## Begin

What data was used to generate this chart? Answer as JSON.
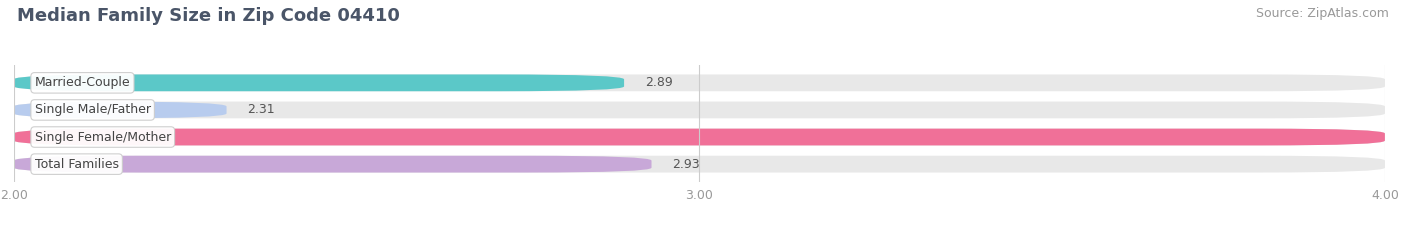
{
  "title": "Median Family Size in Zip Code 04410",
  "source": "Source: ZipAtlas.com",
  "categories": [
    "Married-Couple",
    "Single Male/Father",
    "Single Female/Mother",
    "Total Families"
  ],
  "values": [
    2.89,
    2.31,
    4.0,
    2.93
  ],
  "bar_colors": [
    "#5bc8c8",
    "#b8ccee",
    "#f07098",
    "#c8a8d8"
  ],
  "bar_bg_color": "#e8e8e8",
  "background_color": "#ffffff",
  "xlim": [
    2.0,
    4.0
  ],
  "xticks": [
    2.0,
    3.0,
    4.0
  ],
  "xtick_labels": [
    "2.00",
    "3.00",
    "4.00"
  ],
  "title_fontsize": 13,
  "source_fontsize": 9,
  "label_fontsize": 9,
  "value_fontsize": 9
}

## End
## Begin

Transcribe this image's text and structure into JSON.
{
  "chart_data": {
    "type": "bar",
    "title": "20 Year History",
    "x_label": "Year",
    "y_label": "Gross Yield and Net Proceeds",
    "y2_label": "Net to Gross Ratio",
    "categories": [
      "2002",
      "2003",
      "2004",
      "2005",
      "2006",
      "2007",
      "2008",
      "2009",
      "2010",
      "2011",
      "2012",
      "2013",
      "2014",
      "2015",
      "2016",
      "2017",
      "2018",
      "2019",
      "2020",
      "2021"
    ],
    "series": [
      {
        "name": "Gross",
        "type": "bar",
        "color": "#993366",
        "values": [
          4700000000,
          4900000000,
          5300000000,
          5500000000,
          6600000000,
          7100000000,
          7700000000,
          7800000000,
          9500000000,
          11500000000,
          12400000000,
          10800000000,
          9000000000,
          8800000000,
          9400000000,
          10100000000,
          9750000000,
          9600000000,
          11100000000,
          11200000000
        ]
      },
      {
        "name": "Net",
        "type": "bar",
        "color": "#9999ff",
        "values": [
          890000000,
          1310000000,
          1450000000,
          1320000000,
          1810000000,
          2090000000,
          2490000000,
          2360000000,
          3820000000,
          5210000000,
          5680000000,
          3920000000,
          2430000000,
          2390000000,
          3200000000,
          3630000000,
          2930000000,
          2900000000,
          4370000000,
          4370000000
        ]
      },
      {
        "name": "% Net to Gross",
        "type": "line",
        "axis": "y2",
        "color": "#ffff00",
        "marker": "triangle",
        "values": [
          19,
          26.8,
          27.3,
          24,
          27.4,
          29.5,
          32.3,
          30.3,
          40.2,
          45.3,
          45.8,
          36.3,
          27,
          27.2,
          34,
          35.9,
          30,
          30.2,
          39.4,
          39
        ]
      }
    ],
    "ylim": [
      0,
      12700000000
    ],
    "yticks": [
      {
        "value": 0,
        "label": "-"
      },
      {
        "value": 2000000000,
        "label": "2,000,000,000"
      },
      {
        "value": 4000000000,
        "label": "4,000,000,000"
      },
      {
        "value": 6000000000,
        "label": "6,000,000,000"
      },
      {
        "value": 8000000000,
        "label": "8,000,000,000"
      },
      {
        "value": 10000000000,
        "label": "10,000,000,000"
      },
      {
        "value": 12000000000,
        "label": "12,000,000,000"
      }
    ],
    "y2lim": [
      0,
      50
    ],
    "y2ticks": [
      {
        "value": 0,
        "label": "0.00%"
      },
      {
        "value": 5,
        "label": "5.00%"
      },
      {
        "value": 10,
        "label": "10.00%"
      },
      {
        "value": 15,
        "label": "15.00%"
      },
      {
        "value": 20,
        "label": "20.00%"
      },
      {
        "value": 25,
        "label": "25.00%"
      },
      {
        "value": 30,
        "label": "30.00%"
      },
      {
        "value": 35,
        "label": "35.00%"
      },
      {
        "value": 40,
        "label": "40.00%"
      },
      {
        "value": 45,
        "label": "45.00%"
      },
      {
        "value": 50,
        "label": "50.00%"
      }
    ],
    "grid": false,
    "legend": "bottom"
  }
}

## End

* **EXERCISE OBJECTIVE**: From the records, copy every line that has the string "this" in it.

* **RIGHT ANSWER**:
What data was used to generate this chart? Answer as JSON.
Transcribe this image's text and structure into JSON.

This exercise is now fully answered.